* _DIRECTION_
Transcribe the records below in full; pictures stay out of the copy.

____ DATASET ENTRIES

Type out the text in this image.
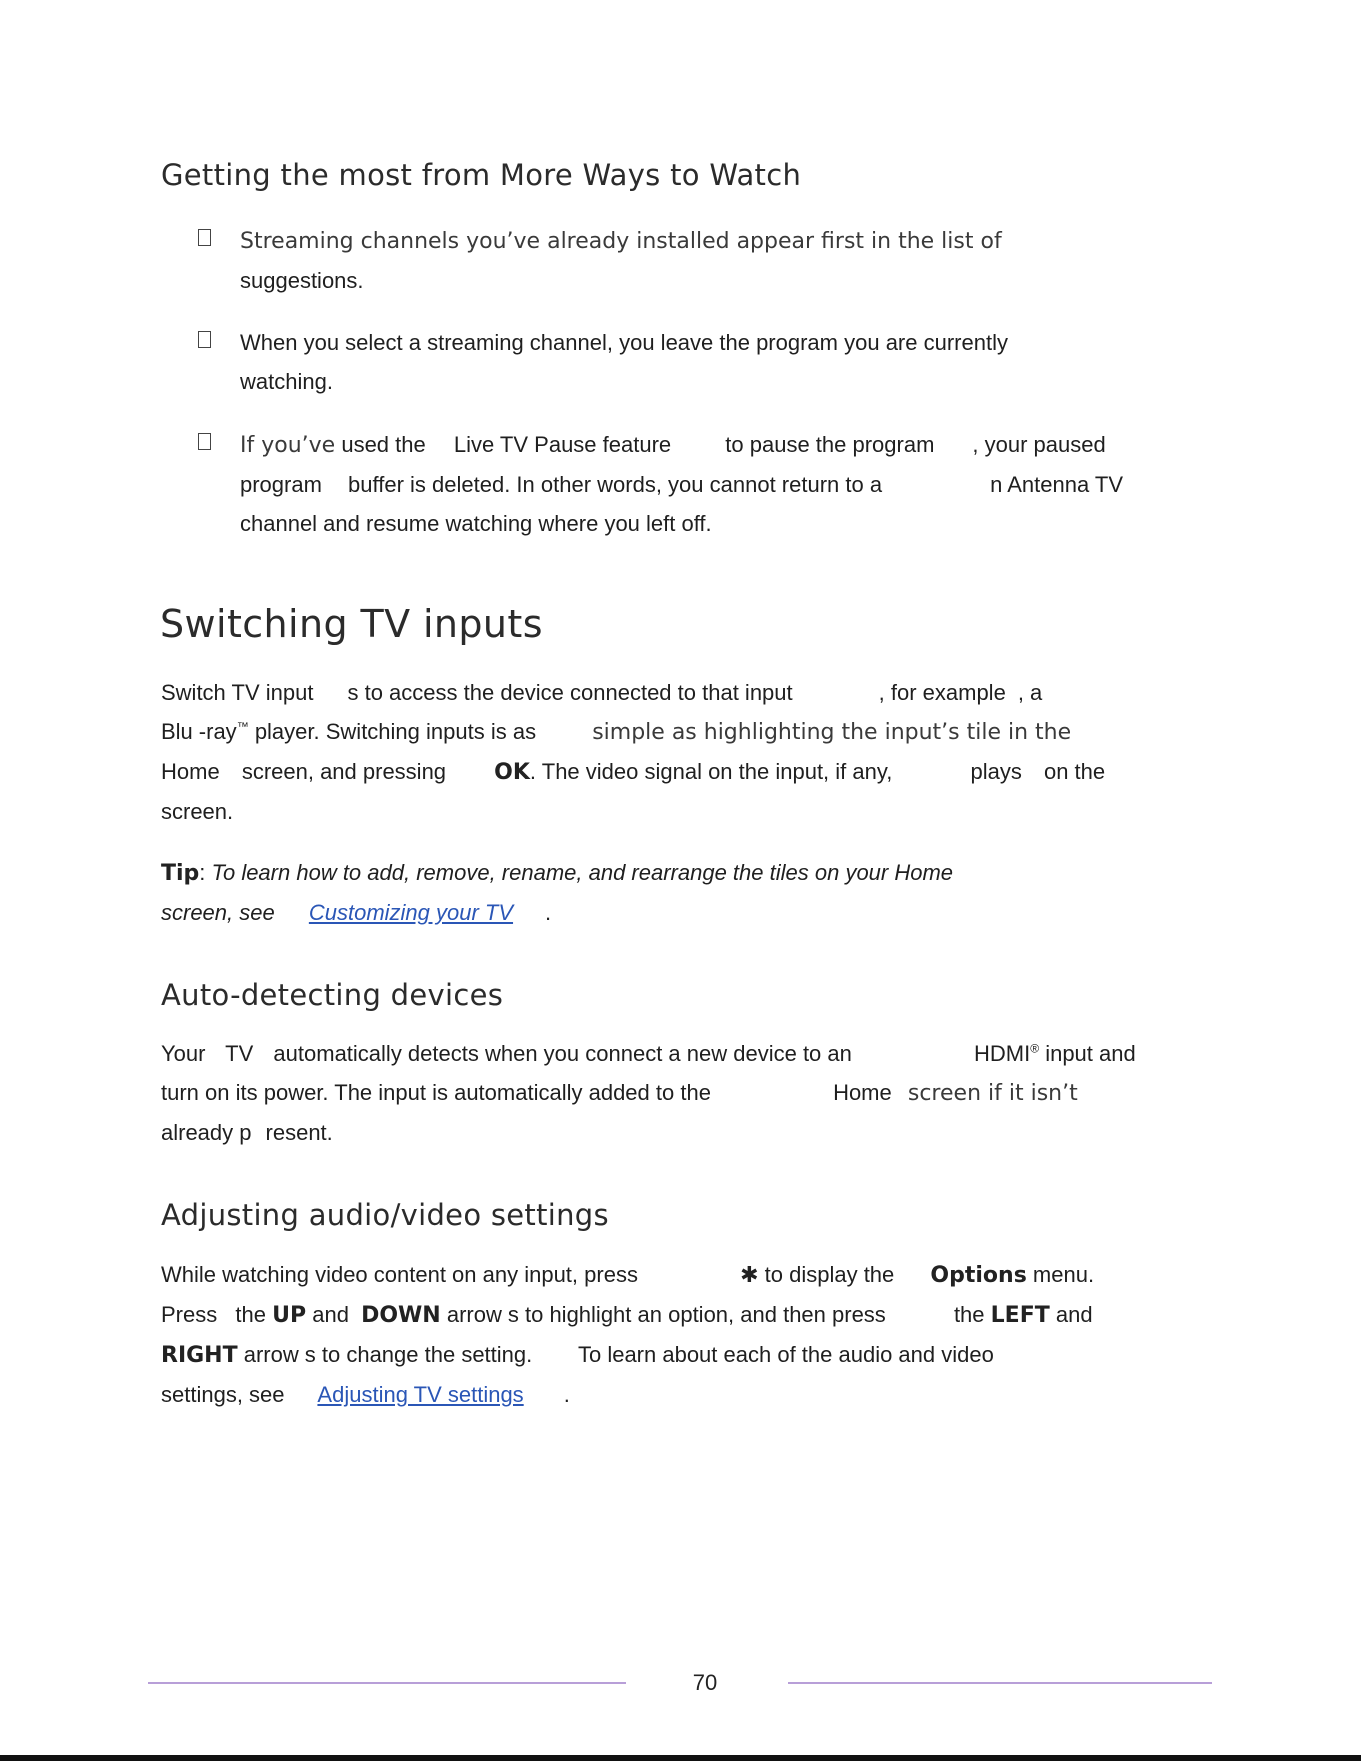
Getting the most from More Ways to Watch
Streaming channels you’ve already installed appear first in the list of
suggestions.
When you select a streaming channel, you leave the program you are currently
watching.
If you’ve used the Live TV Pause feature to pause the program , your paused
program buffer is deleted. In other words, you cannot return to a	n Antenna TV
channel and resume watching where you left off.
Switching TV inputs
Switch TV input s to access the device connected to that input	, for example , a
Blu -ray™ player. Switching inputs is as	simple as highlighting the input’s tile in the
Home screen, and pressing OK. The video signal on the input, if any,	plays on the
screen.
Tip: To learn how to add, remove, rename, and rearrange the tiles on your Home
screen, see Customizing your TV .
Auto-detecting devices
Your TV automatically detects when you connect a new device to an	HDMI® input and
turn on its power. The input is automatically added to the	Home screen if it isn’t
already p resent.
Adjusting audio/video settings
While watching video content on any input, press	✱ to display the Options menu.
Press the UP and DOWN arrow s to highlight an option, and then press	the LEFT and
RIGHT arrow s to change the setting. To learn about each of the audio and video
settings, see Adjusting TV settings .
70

________

* _WRITTEN ANSWER_
Type out the text in this image.
Getting the most from More Ways to Watch
Streaming channels you’ve already installed appear first in the list of
suggestions.
When you select a streaming channel, you leave the program you are currently
watching.
If you’ve used the Live TV Pause feature to pause the program , your paused
program buffer is deleted. In other words, you cannot return to a	n Antenna TV
channel and resume watching where you left off.
Switching TV inputs
Switch TV input s to access the device connected to that input	, for example , a
Blu -ray™ player. Switching inputs is as	simple as highlighting the input’s tile in the
Home screen, and pressing OK. The video signal on the input, if any,	plays on the
screen.
Tip: To learn how to add, remove, rename, and rearrange the tiles on your Home
screen, see Customizing your TV .
Auto-detecting devices
Your TV automatically detects when you connect a new device to an	HDMI® input and
turn on its power. The input is automatically added to the	Home screen if it isn’t
already p resent.
Adjusting audio/video settings
While watching video content on any input, press	✱ to display the Options menu.
Press the UP and DOWN arrow s to highlight an option, and then press	the LEFT and
RIGHT arrow s to change the setting. To learn about each of the audio and video
settings, see Adjusting TV settings .
70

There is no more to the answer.